RECORDS SHOWN
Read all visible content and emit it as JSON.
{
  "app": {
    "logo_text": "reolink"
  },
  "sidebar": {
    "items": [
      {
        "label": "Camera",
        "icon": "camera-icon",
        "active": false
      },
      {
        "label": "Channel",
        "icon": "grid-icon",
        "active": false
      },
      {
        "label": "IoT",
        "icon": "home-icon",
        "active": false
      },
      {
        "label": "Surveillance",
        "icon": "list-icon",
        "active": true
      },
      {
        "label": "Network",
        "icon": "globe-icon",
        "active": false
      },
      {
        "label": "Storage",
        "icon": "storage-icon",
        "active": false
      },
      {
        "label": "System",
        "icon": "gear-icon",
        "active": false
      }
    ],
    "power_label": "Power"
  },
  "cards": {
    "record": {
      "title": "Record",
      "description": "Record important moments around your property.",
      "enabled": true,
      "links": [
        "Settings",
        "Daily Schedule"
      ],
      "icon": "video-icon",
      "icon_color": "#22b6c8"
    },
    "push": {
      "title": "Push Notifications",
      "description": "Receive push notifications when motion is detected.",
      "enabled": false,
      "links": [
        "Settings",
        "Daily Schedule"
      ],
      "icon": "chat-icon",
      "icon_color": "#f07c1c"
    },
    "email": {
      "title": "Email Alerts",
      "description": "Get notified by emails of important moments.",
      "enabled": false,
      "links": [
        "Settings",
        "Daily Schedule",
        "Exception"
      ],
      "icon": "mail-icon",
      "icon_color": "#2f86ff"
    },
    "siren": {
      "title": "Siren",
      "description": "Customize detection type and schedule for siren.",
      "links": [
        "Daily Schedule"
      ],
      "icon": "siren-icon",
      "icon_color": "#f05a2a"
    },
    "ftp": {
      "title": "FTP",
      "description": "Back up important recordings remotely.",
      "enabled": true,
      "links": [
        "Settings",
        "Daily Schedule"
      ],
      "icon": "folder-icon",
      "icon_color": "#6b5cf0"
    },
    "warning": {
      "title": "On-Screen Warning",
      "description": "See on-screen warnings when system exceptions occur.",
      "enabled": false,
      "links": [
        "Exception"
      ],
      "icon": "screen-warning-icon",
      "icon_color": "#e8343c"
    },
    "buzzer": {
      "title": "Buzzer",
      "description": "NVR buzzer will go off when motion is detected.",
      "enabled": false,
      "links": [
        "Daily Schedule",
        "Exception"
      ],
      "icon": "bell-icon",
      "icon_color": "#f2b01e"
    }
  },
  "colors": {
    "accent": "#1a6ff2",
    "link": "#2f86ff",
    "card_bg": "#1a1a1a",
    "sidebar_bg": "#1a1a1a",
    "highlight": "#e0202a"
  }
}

INSTRUCTIONS TO FOLLOW
Copy all the entries verbatim.

FINAL RESULT
Read all visible content and emit it as JSON.
{
  "app": {
    "logo_text": "reolink"
  },
  "sidebar": {
    "items": [
      {
        "label": "Camera",
        "icon": "camera-icon",
        "active": false
      },
      {
        "label": "Channel",
        "icon": "grid-icon",
        "active": false
      },
      {
        "label": "IoT",
        "icon": "home-icon",
        "active": false
      },
      {
        "label": "Surveillance",
        "icon": "list-icon",
        "active": true
      },
      {
        "label": "Network",
        "icon": "globe-icon",
        "active": false
      },
      {
        "label": "Storage",
        "icon": "storage-icon",
        "active": false
      },
      {
        "label": "System",
        "icon": "gear-icon",
        "active": false
      }
    ],
    "power_label": "Power"
  },
  "cards": {
    "record": {
      "title": "Record",
      "description": "Record important moments around your property.",
      "enabled": true,
      "links": [
        "Settings",
        "Daily Schedule"
      ],
      "icon": "video-icon",
      "icon_color": "#22b6c8"
    },
    "push": {
      "title": "Push Notifications",
      "description": "Receive push notifications when motion is detected.",
      "enabled": false,
      "links": [
        "Settings",
        "Daily Schedule"
      ],
      "icon": "chat-icon",
      "icon_color": "#f07c1c"
    },
    "email": {
      "title": "Email Alerts",
      "description": "Get notified by emails of important moments.",
      "enabled": false,
      "links": [
        "Settings",
        "Daily Schedule",
        "Exception"
      ],
      "icon": "mail-icon",
      "icon_color": "#2f86ff"
    },
    "siren": {
      "title": "Siren",
      "description": "Customize detection type and schedule for siren.",
      "links": [
        "Daily Schedule"
      ],
      "icon": "siren-icon",
      "icon_color": "#f05a2a"
    },
    "ftp": {
      "title": "FTP",
      "description": "Back up important recordings remotely.",
      "enabled": true,
      "links": [
        "Settings",
        "Daily Schedule"
      ],
      "icon": "folder-icon",
      "icon_color": "#6b5cf0"
    },
    "warning": {
      "title": "On-Screen Warning",
      "description": "See on-screen warnings when system exceptions occur.",
      "enabled": false,
      "links": [
        "Exception"
      ],
      "icon": "screen-warning-icon",
      "icon_color": "#e8343c"
    },
    "buzzer": {
      "title": "Buzzer",
      "description": "NVR buzzer will go off when motion is detected.",
      "enabled": false,
      "links": [
        "Daily Schedule",
        "Exception"
      ],
      "icon": "bell-icon",
      "icon_color": "#f2b01e"
    }
  },
  "colors": {
    "accent": "#1a6ff2",
    "link": "#2f86ff",
    "card_bg": "#1a1a1a",
    "sidebar_bg": "#1a1a1a",
    "highlight": "#e0202a"
  }
}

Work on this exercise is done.